Record extracts:

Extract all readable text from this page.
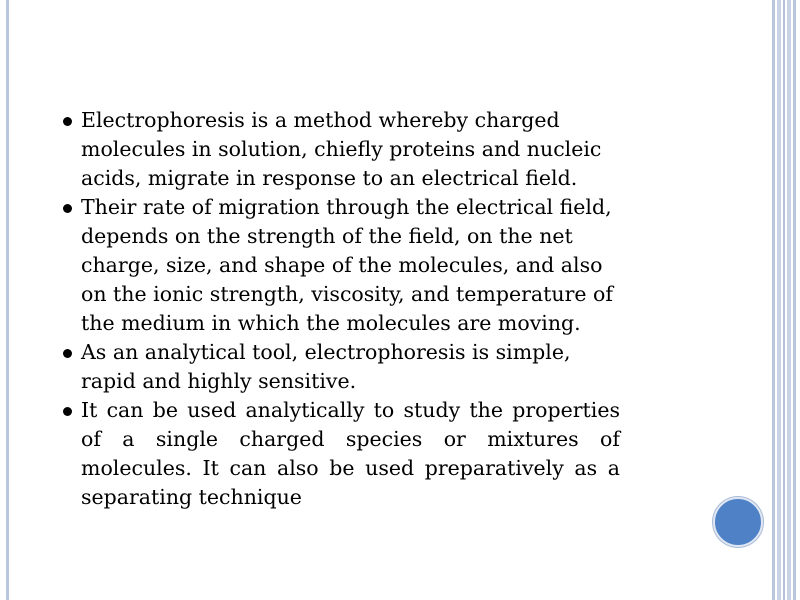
Electrophoresis is a method whereby charged molecules in solution, chiefly proteins and nucleic acids, migrate in response to an electrical field.
Their rate of migration through the electrical field, depends on the strength of the field, on the net charge, size, and shape of the molecules, and also on the ionic strength, viscosity, and temperature of the medium in which the molecules are moving.
As an analytical tool, electrophoresis is simple, rapid and highly sensitive.
It can be used analytically to study the properties of a single charged species or mixtures of molecules. It can also be used preparatively as a separating technique
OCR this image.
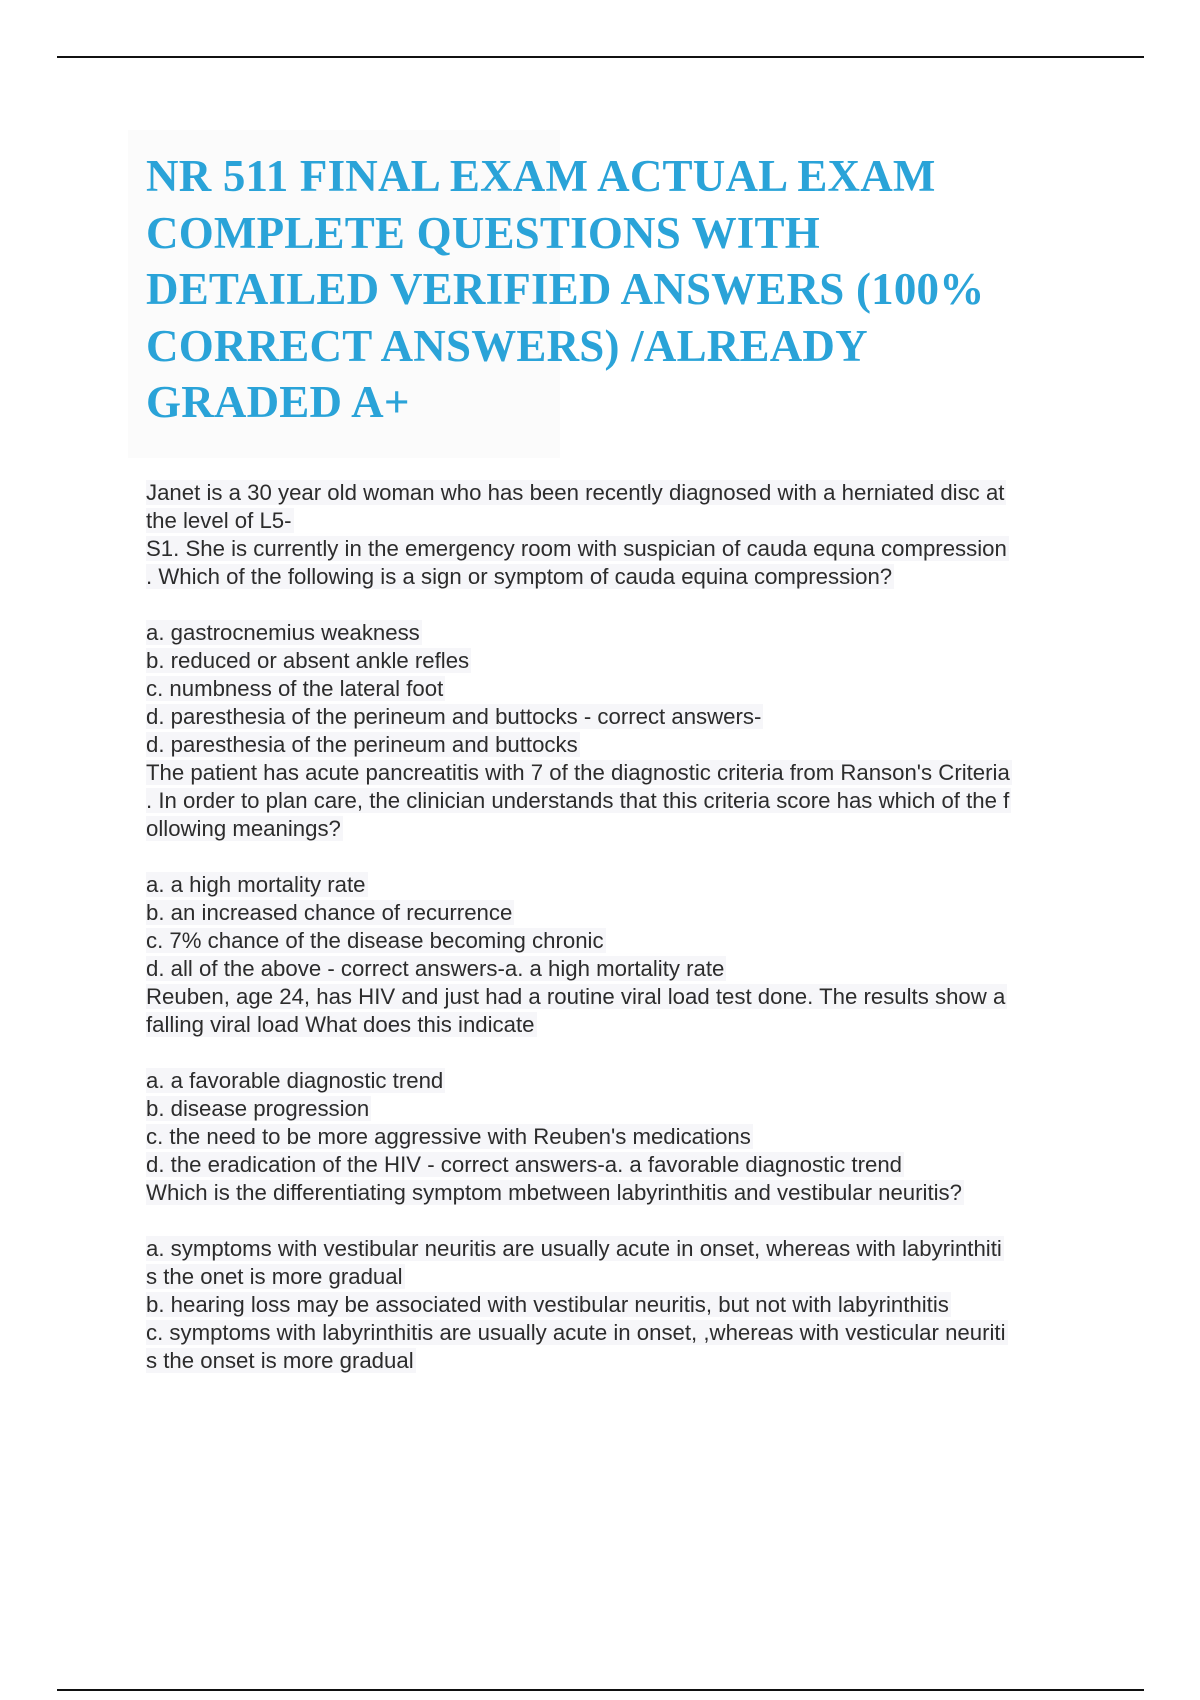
NR 511 FINAL EXAM ACTUAL EXAM
COMPLETE QUESTIONS WITH
DETAILED VERIFIED ANSWERS (100%
CORRECT ANSWERS) /ALREADY
GRADED A+
Janet is a 30 year old woman who has been recently diagnosed with a herniated disc at
the level of L5-
S1. She is currently in the emergency room with suspician of cauda equna compression
. Which of the following is a sign or symptom of cauda equina compression?
a. gastrocnemius weakness
b. reduced or absent ankle refles
c. numbness of the lateral foot
d. paresthesia of the perineum and buttocks - correct answers-
d. paresthesia of the perineum and buttocks
The patient has acute pancreatitis with 7 of the diagnostic criteria from Ranson's Criteria
. In order to plan care, the clinician understands that this criteria score has which of the f
ollowing meanings?
a. a high mortality rate
b. an increased chance of recurrence
c. 7% chance of the disease becoming chronic
d. all of the above - correct answers-a. a high mortality rate
Reuben, age 24, has HIV and just had a routine viral load test done. The results show a
falling viral load What does this indicate
a. a favorable diagnostic trend
b. disease progression
c. the need to be more aggressive with Reuben's medications
d. the eradication of the HIV - correct answers-a. a favorable diagnostic trend
Which is the differentiating symptom mbetween labyrinthitis and vestibular neuritis?
a. symptoms with vestibular neuritis are usually acute in onset, whereas with labyrinthiti
s the onet is more gradual
b. hearing loss may be associated with vestibular neuritis, but not with labyrinthitis
c. symptoms with labyrinthitis are usually acute in onset, ,whereas with vesticular neuriti
s the onset is more gradual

Task directions: If a line in the records above holds the string "viral", copy it out.

Solution:
Reuben, age 24, has HIV and just had a routine viral load test done. The results show a
falling viral load What does this indicate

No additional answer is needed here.